▶ [Instructions to follow]: Reproduce exactly the lines from the one containing "Read all visible content and emit it as JSON." through the last line of the records below, both included, and nothing else.

[Chart and figure data]

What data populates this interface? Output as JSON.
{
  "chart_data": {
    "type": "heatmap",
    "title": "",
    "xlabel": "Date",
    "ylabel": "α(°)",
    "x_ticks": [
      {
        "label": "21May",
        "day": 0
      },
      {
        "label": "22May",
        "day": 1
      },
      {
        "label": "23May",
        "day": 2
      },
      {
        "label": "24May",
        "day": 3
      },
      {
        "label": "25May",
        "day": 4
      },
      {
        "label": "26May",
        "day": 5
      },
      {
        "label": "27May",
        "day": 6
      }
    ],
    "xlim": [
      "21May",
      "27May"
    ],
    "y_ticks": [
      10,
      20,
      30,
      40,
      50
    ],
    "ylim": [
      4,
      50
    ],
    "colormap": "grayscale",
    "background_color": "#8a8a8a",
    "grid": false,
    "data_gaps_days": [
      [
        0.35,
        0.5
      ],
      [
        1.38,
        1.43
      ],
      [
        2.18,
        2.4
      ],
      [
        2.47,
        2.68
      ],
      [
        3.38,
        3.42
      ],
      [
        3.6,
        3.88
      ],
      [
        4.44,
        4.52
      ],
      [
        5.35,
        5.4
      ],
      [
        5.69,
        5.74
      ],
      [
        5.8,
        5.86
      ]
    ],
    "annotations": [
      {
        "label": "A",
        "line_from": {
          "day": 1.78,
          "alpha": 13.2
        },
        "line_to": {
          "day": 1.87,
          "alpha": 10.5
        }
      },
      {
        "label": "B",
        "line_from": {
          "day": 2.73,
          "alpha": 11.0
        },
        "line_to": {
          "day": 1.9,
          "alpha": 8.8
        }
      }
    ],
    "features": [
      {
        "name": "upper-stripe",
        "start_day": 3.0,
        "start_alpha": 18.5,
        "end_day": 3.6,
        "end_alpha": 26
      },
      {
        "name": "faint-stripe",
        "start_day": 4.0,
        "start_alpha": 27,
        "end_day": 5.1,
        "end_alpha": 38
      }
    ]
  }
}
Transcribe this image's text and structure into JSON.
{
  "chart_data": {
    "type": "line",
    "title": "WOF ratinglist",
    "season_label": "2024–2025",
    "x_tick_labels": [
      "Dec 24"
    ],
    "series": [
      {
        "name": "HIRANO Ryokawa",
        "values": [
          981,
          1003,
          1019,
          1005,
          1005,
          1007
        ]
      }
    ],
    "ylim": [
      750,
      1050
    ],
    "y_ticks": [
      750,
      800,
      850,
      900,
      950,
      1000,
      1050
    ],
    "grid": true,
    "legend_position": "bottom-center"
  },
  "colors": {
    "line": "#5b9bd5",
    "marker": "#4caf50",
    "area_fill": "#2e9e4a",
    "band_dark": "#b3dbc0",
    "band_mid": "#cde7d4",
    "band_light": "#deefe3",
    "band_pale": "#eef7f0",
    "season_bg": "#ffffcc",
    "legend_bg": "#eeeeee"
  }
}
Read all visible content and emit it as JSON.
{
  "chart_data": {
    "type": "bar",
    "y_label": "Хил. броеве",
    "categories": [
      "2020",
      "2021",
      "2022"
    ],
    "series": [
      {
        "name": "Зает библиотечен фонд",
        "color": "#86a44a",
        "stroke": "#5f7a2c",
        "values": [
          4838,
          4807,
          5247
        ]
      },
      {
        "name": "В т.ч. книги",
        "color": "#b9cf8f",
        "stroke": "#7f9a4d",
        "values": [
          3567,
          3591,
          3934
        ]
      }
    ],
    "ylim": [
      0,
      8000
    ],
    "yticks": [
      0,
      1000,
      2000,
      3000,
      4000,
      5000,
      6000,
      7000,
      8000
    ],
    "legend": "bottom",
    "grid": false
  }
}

▶ [Reply to the exercise]:
Read all visible content and emit it as JSON.
{
  "chart_data": {
    "type": "bar",
    "y_label": "Хил. броеве",
    "categories": [
      "2020",
      "2021",
      "2022"
    ],
    "series": [
      {
        "name": "Зает библиотечен фонд",
        "color": "#86a44a",
        "stroke": "#5f7a2c",
        "values": [
          4838,
          4807,
          5247
        ]
      },
      {
        "name": "В т.ч. книги",
        "color": "#b9cf8f",
        "stroke": "#7f9a4d",
        "values": [
          3567,
          3591,
          3934
        ]
      }
    ],
    "ylim": [
      0,
      8000
    ],
    "yticks": [
      0,
      1000,
      2000,
      3000,
      4000,
      5000,
      6000,
      7000,
      8000
    ],
    "legend": "bottom",
    "grid": false
  }
}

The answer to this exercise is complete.